* TO DO
Copy the full set of lines exactly as given.
(begin)
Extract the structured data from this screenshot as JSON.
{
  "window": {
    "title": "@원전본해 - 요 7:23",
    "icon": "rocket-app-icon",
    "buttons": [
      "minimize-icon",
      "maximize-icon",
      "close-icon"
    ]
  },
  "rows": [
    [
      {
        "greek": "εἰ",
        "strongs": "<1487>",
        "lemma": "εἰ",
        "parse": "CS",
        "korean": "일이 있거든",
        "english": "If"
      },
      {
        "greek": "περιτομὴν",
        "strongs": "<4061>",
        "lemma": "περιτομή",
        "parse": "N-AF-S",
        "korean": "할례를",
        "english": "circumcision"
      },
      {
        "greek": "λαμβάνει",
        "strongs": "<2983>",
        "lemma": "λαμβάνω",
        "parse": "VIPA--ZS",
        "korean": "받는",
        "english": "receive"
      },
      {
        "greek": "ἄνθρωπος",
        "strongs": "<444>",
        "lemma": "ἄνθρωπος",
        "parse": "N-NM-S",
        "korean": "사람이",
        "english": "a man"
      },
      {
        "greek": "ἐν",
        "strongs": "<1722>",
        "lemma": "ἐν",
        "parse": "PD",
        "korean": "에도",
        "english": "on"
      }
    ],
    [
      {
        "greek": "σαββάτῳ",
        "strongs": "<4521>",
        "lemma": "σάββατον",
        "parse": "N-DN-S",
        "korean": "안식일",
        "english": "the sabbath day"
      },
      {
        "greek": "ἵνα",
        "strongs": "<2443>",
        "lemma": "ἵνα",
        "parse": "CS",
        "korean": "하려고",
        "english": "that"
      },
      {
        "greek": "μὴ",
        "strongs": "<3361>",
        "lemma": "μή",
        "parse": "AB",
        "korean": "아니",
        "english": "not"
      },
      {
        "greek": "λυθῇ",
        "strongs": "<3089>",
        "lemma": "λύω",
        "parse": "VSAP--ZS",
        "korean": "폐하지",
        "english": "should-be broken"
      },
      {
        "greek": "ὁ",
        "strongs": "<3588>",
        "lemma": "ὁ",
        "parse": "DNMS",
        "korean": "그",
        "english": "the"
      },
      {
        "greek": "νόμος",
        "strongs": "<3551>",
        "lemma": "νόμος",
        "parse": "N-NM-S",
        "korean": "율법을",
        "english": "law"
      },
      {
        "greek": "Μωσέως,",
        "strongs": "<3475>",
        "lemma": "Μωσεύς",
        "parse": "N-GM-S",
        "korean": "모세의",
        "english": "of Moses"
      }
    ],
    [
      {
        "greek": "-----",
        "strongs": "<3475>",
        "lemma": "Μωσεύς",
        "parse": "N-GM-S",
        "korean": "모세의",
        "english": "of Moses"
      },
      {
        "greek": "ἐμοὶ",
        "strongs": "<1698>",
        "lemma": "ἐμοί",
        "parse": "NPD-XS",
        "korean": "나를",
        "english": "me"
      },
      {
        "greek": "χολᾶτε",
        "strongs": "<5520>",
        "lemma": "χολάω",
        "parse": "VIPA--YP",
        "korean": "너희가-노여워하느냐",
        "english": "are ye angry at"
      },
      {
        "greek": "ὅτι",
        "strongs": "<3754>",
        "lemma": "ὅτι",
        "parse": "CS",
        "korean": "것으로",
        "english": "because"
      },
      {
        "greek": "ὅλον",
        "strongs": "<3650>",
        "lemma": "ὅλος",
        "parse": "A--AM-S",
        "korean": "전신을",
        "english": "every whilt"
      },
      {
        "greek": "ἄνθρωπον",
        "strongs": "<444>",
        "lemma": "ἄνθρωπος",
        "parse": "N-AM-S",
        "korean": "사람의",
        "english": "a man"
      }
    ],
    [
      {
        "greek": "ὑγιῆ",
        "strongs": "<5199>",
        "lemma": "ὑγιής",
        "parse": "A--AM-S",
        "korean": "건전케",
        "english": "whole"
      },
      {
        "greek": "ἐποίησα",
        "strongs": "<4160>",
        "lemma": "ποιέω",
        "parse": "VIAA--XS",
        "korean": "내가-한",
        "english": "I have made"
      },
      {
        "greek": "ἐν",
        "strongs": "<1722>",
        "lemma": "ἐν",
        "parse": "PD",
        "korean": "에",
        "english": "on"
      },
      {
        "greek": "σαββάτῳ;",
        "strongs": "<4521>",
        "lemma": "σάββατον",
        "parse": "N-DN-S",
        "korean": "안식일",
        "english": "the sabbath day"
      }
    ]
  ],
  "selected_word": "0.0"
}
(end)
* SOLUTION TO THIS EXERCISE
Extract the structured data from this screenshot as JSON.
{
  "window": {
    "title": "@원전본해 - 요 7:23",
    "icon": "rocket-app-icon",
    "buttons": [
      "minimize-icon",
      "maximize-icon",
      "close-icon"
    ]
  },
  "rows": [
    [
      {
        "greek": "εἰ",
        "strongs": "<1487>",
        "lemma": "εἰ",
        "parse": "CS",
        "korean": "일이 있거든",
        "english": "If"
      },
      {
        "greek": "περιτομὴν",
        "strongs": "<4061>",
        "lemma": "περιτομή",
        "parse": "N-AF-S",
        "korean": "할례를",
        "english": "circumcision"
      },
      {
        "greek": "λαμβάνει",
        "strongs": "<2983>",
        "lemma": "λαμβάνω",
        "parse": "VIPA--ZS",
        "korean": "받는",
        "english": "receive"
      },
      {
        "greek": "ἄνθρωπος",
        "strongs": "<444>",
        "lemma": "ἄνθρωπος",
        "parse": "N-NM-S",
        "korean": "사람이",
        "english": "a man"
      },
      {
        "greek": "ἐν",
        "strongs": "<1722>",
        "lemma": "ἐν",
        "parse": "PD",
        "korean": "에도",
        "english": "on"
      }
    ],
    [
      {
        "greek": "σαββάτῳ",
        "strongs": "<4521>",
        "lemma": "σάββατον",
        "parse": "N-DN-S",
        "korean": "안식일",
        "english": "the sabbath day"
      },
      {
        "greek": "ἵνα",
        "strongs": "<2443>",
        "lemma": "ἵνα",
        "parse": "CS",
        "korean": "하려고",
        "english": "that"
      },
      {
        "greek": "μὴ",
        "strongs": "<3361>",
        "lemma": "μή",
        "parse": "AB",
        "korean": "아니",
        "english": "not"
      },
      {
        "greek": "λυθῇ",
        "strongs": "<3089>",
        "lemma": "λύω",
        "parse": "VSAP--ZS",
        "korean": "폐하지",
        "english": "should-be broken"
      },
      {
        "greek": "ὁ",
        "strongs": "<3588>",
        "lemma": "ὁ",
        "parse": "DNMS",
        "korean": "그",
        "english": "the"
      },
      {
        "greek": "νόμος",
        "strongs": "<3551>",
        "lemma": "νόμος",
        "parse": "N-NM-S",
        "korean": "율법을",
        "english": "law"
      },
      {
        "greek": "Μωσέως,",
        "strongs": "<3475>",
        "lemma": "Μωσεύς",
        "parse": "N-GM-S",
        "korean": "모세의",
        "english": "of Moses"
      }
    ],
    [
      {
        "greek": "-----",
        "strongs": "<3475>",
        "lemma": "Μωσεύς",
        "parse": "N-GM-S",
        "korean": "모세의",
        "english": "of Moses"
      },
      {
        "greek": "ἐμοὶ",
        "strongs": "<1698>",
        "lemma": "ἐμοί",
        "parse": "NPD-XS",
        "korean": "나를",
        "english": "me"
      },
      {
        "greek": "χολᾶτε",
        "strongs": "<5520>",
        "lemma": "χολάω",
        "parse": "VIPA--YP",
        "korean": "너희가-노여워하느냐",
        "english": "are ye angry at"
      },
      {
        "greek": "ὅτι",
        "strongs": "<3754>",
        "lemma": "ὅτι",
        "parse": "CS",
        "korean": "것으로",
        "english": "because"
      },
      {
        "greek": "ὅλον",
        "strongs": "<3650>",
        "lemma": "ὅλος",
        "parse": "A--AM-S",
        "korean": "전신을",
        "english": "every whilt"
      },
      {
        "greek": "ἄνθρωπον",
        "strongs": "<444>",
        "lemma": "ἄνθρωπος",
        "parse": "N-AM-S",
        "korean": "사람의",
        "english": "a man"
      }
    ],
    [
      {
        "greek": "ὑγιῆ",
        "strongs": "<5199>",
        "lemma": "ὑγιής",
        "parse": "A--AM-S",
        "korean": "건전케",
        "english": "whole"
      },
      {
        "greek": "ἐποίησα",
        "strongs": "<4160>",
        "lemma": "ποιέω",
        "parse": "VIAA--XS",
        "korean": "내가-한",
        "english": "I have made"
      },
      {
        "greek": "ἐν",
        "strongs": "<1722>",
        "lemma": "ἐν",
        "parse": "PD",
        "korean": "에",
        "english": "on"
      },
      {
        "greek": "σαββάτῳ;",
        "strongs": "<4521>",
        "lemma": "σάββατον",
        "parse": "N-DN-S",
        "korean": "안식일",
        "english": "the sabbath day"
      }
    ]
  ],
  "selected_word": "0.0"
}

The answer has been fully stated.